-- begin Records provided --

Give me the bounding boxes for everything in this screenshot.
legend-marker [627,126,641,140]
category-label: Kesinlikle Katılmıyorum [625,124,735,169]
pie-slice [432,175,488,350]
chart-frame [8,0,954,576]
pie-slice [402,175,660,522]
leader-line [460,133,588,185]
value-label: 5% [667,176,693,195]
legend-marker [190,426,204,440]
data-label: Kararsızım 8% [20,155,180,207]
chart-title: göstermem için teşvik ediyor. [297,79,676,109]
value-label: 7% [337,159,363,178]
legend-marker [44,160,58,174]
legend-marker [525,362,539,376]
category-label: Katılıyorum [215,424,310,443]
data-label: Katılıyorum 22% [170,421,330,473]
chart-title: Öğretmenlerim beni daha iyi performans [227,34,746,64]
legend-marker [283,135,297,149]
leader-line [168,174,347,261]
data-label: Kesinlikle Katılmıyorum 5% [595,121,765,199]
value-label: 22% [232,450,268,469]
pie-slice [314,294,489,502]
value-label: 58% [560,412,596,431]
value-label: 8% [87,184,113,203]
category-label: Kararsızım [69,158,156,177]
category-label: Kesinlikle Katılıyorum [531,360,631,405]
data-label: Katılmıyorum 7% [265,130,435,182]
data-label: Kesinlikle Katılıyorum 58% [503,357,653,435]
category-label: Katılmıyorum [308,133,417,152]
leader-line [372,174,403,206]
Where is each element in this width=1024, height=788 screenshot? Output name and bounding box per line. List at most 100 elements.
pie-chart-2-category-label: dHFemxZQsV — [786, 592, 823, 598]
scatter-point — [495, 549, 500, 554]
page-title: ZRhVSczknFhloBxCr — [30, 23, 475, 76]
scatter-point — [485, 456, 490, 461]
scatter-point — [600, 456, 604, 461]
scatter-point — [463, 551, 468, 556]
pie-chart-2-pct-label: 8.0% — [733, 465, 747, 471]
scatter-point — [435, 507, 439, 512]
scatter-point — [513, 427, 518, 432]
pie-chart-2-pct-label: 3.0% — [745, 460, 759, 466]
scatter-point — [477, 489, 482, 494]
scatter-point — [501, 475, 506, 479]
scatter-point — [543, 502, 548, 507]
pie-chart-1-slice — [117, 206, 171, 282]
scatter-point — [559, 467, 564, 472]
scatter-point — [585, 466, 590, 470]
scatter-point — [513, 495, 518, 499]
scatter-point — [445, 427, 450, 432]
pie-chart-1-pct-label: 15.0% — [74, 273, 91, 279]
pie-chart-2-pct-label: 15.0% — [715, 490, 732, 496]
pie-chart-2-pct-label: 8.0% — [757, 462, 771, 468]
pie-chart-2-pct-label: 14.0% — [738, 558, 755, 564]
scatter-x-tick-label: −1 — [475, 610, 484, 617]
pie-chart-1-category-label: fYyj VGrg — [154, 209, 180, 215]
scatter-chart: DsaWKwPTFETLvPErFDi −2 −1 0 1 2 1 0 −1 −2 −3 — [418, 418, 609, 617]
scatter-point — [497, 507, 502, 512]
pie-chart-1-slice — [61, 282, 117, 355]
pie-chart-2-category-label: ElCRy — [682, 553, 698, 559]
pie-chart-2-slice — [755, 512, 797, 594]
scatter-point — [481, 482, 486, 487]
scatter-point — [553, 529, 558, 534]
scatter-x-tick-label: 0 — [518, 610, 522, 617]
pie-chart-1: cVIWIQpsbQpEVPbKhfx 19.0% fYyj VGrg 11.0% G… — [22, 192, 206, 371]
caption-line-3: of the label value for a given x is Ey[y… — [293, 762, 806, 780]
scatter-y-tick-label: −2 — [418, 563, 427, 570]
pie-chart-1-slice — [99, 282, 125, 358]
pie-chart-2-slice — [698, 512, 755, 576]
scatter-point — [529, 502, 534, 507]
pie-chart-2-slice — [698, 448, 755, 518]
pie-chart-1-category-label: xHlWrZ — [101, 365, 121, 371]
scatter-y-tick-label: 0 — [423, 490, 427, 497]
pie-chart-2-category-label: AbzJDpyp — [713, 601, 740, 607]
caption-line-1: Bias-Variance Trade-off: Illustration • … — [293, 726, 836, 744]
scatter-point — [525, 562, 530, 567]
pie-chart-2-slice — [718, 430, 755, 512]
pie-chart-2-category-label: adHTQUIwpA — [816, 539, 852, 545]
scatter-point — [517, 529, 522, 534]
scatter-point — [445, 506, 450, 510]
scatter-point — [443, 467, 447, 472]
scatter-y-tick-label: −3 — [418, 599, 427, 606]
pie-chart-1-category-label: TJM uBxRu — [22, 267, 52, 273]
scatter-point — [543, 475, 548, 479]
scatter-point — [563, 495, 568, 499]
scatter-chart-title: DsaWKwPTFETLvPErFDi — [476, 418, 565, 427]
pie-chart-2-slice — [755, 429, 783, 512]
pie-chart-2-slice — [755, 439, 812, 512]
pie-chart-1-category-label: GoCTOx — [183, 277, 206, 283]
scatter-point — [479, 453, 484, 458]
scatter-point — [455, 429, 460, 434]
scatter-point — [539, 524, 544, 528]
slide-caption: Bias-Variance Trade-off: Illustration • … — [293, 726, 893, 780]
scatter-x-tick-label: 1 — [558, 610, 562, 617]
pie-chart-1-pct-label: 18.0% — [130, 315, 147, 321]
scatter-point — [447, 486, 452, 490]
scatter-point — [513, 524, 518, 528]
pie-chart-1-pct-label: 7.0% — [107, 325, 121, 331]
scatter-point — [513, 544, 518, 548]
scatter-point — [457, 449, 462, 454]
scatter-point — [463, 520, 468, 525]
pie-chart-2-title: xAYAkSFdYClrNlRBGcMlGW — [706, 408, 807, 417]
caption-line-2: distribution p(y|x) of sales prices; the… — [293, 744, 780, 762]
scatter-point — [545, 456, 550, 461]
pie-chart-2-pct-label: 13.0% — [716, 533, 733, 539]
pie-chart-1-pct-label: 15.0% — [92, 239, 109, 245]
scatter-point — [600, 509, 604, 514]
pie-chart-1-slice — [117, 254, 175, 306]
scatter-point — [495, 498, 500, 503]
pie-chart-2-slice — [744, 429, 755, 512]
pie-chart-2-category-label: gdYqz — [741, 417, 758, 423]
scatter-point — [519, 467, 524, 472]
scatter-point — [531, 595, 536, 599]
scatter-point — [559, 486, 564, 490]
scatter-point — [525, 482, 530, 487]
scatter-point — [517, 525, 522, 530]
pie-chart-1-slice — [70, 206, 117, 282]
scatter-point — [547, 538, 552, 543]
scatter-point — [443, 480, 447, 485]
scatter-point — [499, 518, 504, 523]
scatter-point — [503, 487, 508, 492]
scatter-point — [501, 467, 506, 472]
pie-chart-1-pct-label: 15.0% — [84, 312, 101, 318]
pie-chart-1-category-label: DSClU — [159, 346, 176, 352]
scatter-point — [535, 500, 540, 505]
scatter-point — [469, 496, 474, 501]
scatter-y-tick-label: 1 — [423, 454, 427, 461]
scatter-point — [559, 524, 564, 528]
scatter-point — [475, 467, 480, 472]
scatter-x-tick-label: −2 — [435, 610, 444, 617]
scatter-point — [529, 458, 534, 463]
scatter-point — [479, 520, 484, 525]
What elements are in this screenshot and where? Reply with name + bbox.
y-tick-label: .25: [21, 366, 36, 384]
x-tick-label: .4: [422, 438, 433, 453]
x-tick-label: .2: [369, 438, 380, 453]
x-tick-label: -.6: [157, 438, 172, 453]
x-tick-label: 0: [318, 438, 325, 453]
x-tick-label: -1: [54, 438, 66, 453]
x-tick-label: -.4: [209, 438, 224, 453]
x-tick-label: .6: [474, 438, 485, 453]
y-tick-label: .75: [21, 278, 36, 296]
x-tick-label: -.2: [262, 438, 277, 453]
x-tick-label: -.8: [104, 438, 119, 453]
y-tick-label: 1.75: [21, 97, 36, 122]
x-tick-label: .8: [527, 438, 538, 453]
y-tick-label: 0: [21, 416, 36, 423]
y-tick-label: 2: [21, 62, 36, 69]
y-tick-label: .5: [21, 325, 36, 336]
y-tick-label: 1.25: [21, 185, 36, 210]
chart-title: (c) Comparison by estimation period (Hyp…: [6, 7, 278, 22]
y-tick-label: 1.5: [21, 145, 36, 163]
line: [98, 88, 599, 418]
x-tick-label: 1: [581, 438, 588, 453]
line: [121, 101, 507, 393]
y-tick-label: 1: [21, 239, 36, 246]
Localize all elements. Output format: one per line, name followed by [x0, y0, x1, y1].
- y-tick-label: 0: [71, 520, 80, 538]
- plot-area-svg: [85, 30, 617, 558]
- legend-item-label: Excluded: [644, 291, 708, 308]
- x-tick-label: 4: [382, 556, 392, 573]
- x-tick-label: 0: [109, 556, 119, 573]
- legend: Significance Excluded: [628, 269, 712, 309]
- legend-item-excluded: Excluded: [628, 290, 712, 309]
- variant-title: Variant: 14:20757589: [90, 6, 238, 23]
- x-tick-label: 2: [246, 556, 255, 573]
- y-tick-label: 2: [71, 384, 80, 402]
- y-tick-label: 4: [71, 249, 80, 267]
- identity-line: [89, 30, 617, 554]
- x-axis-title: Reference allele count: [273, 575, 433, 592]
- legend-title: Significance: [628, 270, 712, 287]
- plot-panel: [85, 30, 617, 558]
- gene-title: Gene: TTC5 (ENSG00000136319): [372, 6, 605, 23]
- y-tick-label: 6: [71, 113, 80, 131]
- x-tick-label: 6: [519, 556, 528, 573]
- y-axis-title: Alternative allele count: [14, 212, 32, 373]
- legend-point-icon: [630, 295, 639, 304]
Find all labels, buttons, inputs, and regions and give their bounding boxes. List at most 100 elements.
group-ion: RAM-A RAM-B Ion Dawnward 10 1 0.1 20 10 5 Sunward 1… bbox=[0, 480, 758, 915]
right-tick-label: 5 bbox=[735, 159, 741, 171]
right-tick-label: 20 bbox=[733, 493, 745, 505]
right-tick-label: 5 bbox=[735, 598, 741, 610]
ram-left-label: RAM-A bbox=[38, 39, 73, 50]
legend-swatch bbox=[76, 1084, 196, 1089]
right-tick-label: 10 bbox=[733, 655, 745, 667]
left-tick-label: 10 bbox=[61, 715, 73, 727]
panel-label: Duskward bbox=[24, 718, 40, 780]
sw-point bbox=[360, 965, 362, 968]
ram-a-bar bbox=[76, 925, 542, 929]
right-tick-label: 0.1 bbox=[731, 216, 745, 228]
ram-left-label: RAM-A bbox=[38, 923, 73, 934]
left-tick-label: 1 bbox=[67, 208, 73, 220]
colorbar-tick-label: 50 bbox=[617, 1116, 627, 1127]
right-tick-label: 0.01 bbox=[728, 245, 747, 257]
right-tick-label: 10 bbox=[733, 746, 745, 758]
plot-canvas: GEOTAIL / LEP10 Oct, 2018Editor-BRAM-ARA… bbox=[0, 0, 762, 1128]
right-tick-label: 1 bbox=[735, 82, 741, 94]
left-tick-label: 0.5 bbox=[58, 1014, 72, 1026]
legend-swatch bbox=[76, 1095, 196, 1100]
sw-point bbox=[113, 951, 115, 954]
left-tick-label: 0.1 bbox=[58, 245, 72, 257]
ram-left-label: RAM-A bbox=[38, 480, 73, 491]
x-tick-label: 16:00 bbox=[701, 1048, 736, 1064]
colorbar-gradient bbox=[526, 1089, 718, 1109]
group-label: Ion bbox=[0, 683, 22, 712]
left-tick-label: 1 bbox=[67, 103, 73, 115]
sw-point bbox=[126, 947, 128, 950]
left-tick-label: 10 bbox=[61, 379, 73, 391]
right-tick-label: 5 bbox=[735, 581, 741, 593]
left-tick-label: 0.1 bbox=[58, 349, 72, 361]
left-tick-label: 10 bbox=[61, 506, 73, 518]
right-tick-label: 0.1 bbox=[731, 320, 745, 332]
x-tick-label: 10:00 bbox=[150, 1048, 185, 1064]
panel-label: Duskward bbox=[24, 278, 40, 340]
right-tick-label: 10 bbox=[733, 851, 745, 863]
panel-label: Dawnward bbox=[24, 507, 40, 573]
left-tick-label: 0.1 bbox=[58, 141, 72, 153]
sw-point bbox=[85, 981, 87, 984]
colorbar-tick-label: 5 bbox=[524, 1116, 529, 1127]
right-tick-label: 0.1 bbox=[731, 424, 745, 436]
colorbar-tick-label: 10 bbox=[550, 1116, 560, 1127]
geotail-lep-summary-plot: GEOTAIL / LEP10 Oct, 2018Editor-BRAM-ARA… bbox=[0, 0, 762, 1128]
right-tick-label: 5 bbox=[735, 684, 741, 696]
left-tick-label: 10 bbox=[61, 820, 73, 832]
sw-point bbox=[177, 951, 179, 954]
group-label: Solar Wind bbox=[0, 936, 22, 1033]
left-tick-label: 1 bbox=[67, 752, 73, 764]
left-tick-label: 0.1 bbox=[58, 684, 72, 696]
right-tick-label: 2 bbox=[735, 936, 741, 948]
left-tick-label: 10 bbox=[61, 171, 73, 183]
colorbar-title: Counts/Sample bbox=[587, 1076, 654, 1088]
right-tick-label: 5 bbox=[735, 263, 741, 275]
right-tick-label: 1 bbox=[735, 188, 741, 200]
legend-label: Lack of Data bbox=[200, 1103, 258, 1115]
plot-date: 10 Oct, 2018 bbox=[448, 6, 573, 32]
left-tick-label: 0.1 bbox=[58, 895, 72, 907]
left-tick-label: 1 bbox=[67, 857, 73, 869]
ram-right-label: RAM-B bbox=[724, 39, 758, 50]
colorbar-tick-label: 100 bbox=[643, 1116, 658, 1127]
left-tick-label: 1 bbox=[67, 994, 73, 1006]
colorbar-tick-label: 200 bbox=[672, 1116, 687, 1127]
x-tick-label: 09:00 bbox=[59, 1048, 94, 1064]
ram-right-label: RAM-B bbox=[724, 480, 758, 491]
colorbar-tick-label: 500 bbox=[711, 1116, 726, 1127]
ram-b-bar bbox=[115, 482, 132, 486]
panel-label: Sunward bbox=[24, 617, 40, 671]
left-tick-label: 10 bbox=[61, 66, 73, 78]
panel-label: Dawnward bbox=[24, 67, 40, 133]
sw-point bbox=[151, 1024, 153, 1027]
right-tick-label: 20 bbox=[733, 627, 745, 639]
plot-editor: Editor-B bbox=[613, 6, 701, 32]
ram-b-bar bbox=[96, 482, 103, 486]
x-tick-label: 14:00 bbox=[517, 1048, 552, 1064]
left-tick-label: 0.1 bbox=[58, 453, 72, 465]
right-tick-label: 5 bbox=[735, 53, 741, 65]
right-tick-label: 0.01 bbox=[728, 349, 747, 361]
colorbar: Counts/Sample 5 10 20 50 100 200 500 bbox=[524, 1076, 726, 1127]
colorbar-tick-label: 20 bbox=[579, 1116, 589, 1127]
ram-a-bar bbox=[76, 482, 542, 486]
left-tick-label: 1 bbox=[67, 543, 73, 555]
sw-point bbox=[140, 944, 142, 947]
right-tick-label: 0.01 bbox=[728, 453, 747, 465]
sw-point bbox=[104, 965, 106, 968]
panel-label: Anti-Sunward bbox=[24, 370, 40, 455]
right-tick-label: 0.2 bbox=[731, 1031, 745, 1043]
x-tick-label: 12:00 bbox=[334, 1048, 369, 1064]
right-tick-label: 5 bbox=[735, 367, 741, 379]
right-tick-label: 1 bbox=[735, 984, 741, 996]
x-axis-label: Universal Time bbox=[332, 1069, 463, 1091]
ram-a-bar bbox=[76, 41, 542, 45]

-- end Records provided --

Reproduce the stretch from the first line through the line containing "leader-line [460,133,588,185]", renaming "pie-slice" to "wedge" and leaving everything else unchanged.

Give me the bounding boxes for everything in this screenshot.
legend-marker [627,126,641,140]
category-label: Kesinlikle Katılmıyorum [625,124,735,169]
wedge [432,175,488,350]
chart-frame [8,0,954,576]
wedge [402,175,660,522]
leader-line [460,133,588,185]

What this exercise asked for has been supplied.